• [Written task]
Note each line where "title" appears, and copy it.

• [Data supplied]
----

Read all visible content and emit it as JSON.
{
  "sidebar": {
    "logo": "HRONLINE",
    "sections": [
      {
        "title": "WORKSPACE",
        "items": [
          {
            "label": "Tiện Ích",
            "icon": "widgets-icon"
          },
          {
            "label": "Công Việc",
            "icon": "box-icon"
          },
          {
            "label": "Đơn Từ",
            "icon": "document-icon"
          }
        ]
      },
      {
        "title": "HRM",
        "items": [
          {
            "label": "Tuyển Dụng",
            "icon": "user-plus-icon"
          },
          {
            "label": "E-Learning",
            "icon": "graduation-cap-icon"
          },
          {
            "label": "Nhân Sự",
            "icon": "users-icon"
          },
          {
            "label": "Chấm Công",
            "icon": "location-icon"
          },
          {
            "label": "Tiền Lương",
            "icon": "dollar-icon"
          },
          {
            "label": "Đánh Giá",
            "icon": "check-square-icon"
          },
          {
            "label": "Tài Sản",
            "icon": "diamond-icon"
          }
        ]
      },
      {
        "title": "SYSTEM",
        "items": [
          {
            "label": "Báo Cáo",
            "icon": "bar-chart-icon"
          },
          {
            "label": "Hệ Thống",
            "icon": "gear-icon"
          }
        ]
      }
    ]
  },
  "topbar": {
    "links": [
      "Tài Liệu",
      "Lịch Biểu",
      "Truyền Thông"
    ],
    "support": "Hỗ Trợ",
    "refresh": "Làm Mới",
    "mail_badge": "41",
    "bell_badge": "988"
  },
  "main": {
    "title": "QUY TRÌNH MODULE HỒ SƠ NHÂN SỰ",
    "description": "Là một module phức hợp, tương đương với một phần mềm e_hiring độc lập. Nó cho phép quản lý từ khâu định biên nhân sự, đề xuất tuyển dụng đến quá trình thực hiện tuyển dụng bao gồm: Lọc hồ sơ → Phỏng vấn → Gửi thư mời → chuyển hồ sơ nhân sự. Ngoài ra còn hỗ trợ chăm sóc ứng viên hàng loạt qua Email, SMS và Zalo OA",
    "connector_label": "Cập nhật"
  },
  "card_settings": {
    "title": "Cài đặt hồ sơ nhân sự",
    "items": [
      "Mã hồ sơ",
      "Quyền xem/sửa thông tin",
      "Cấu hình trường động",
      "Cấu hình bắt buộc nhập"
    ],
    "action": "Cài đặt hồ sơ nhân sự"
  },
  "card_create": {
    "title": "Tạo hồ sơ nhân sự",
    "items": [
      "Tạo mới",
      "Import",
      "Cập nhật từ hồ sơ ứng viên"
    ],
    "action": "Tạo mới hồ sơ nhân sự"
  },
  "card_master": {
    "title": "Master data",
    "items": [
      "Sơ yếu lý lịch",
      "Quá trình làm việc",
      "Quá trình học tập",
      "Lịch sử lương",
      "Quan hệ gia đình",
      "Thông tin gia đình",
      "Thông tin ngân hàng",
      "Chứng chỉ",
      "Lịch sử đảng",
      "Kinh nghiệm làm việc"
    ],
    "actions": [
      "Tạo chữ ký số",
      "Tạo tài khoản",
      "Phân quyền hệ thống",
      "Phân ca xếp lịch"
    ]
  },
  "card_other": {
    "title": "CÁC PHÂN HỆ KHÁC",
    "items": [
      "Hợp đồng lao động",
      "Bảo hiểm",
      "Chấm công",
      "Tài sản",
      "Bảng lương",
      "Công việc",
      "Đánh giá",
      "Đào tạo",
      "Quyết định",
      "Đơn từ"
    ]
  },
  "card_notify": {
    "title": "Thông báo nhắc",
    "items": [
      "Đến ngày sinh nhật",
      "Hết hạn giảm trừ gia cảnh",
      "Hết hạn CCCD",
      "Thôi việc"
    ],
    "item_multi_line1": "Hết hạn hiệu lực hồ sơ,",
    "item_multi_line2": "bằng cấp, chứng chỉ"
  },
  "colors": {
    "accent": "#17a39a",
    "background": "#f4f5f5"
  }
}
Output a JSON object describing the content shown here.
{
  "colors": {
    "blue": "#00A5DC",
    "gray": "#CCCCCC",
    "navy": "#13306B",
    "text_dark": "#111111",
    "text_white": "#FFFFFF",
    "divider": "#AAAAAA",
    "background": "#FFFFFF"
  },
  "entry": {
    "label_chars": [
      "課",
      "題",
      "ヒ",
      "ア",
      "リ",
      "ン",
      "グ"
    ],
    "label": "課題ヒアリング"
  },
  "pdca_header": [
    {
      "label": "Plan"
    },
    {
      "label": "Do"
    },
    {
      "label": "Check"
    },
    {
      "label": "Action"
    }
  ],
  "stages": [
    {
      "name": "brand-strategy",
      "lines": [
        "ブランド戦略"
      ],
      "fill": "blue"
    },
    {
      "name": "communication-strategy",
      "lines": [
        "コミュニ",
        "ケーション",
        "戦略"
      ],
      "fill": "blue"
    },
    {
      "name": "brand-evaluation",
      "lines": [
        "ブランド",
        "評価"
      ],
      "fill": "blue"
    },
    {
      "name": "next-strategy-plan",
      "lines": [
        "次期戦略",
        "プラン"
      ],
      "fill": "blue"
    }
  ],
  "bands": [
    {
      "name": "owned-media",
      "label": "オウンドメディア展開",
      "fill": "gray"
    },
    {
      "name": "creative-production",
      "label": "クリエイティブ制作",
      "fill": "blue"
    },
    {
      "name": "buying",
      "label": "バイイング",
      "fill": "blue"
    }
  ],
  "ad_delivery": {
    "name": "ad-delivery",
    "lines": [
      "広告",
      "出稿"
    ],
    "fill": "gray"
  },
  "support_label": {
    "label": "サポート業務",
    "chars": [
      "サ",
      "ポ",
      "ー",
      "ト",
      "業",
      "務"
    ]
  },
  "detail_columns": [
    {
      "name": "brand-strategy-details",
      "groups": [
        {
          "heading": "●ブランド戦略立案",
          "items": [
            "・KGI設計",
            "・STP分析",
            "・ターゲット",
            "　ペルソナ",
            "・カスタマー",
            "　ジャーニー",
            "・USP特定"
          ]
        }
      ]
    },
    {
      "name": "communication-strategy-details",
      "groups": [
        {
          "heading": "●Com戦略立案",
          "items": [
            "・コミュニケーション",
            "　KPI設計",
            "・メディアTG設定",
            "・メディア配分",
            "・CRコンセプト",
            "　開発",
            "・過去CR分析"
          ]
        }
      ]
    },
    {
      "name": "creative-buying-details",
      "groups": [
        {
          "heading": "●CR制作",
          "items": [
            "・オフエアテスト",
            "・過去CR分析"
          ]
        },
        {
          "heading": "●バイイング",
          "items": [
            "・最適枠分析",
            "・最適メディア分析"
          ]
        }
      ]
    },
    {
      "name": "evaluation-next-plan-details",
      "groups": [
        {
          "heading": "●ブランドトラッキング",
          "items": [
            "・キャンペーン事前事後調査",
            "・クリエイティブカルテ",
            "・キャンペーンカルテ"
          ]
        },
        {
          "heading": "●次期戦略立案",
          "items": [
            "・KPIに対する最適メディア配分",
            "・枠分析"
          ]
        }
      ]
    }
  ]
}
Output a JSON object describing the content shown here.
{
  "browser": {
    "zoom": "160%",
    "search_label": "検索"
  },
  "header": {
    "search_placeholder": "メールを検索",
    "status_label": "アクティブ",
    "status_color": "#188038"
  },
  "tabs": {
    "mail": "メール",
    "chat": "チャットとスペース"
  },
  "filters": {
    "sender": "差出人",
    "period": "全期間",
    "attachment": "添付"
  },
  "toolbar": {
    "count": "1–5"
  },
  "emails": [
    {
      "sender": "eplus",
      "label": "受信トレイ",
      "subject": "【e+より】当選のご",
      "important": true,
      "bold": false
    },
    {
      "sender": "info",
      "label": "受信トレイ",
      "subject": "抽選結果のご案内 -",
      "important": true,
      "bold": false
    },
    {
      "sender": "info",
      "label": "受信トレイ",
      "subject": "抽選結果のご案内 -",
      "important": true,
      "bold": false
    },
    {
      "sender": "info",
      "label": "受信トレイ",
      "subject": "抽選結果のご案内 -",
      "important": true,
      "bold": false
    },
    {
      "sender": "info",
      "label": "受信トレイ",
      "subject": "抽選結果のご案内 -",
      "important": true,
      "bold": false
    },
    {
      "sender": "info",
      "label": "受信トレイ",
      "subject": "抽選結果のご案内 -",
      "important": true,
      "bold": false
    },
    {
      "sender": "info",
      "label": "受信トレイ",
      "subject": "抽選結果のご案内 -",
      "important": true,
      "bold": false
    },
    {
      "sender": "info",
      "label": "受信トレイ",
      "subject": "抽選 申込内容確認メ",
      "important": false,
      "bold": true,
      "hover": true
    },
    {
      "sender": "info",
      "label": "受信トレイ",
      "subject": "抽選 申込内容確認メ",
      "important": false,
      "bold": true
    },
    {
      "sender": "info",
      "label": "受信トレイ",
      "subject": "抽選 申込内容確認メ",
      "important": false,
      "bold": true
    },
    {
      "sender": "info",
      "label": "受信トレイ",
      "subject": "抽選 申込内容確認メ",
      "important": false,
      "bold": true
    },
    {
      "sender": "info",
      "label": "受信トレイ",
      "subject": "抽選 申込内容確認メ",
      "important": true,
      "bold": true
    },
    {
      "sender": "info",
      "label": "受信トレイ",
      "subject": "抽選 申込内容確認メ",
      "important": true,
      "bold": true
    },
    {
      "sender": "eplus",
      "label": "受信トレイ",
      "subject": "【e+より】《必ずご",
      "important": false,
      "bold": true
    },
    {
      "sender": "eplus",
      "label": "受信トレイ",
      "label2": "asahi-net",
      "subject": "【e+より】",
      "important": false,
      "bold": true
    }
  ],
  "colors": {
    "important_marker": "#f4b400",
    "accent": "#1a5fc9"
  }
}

----

• [Solution to the exercise]
        "title": "WORKSPACE",
        "title": "HRM",
        "title": "SYSTEM",
    "title": "QUY TRÌNH MODULE HỒ SƠ NHÂN SỰ",
    "title": "Cài đặt hồ sơ nhân sự",
    "title": "Tạo hồ sơ nhân sự",
    "title": "Master data",
    "title": "CÁC PHÂN HỆ KHÁC",
    "title": "Thông báo nhắc",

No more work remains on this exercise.